-- Job --
Transcribe every line, keeping it exact.

◆ ◆ ◆ ◆ ◆ ◆ ◆

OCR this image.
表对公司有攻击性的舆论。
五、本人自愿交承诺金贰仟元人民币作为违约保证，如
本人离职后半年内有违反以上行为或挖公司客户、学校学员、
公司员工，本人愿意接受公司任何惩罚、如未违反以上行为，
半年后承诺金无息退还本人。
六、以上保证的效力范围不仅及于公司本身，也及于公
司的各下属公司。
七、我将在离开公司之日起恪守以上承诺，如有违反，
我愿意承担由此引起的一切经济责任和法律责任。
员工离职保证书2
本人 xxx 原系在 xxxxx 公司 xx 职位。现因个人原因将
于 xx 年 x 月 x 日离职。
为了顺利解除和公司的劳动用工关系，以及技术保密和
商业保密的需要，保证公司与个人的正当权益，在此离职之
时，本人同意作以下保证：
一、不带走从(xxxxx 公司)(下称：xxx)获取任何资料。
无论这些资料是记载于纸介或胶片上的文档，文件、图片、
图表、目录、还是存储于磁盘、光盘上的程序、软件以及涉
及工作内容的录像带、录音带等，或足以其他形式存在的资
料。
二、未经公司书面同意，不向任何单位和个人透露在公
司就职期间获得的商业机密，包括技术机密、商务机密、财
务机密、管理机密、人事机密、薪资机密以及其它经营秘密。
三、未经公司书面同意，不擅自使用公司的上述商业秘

◆ ◆ ◆ ◆ ◆ ◆ ◆

-- Output for this exercise --
OCR this image.
表对公司有攻击性的舆论。
五、本人自愿交承诺金贰仟元人民币作为违约保证，如
本人离职后半年内有违反以上行为或挖公司客户、学校学员、
公司员工，本人愿意接受公司任何惩罚、如未违反以上行为，
半年后承诺金无息退还本人。
六、以上保证的效力范围不仅及于公司本身，也及于公
司的各下属公司。
七、我将在离开公司之日起恪守以上承诺，如有违反，
我愿意承担由此引起的一切经济责任和法律责任。
员工离职保证书2
本人 xxx 原系在 xxxxx 公司 xx 职位。现因个人原因将
于 xx 年 x 月 x 日离职。
为了顺利解除和公司的劳动用工关系，以及技术保密和
商业保密的需要，保证公司与个人的正当权益，在此离职之
时，本人同意作以下保证：
一、不带走从(xxxxx 公司)(下称：xxx)获取任何资料。
无论这些资料是记载于纸介或胶片上的文档，文件、图片、
图表、目录、还是存储于磁盘、光盘上的程序、软件以及涉
及工作内容的录像带、录音带等，或足以其他形式存在的资
料。
二、未经公司书面同意，不向任何单位和个人透露在公
司就职期间获得的商业机密，包括技术机密、商务机密、财
务机密、管理机密、人事机密、薪资机密以及其它经营秘密。
三、未经公司书面同意，不擅自使用公司的上述商业秘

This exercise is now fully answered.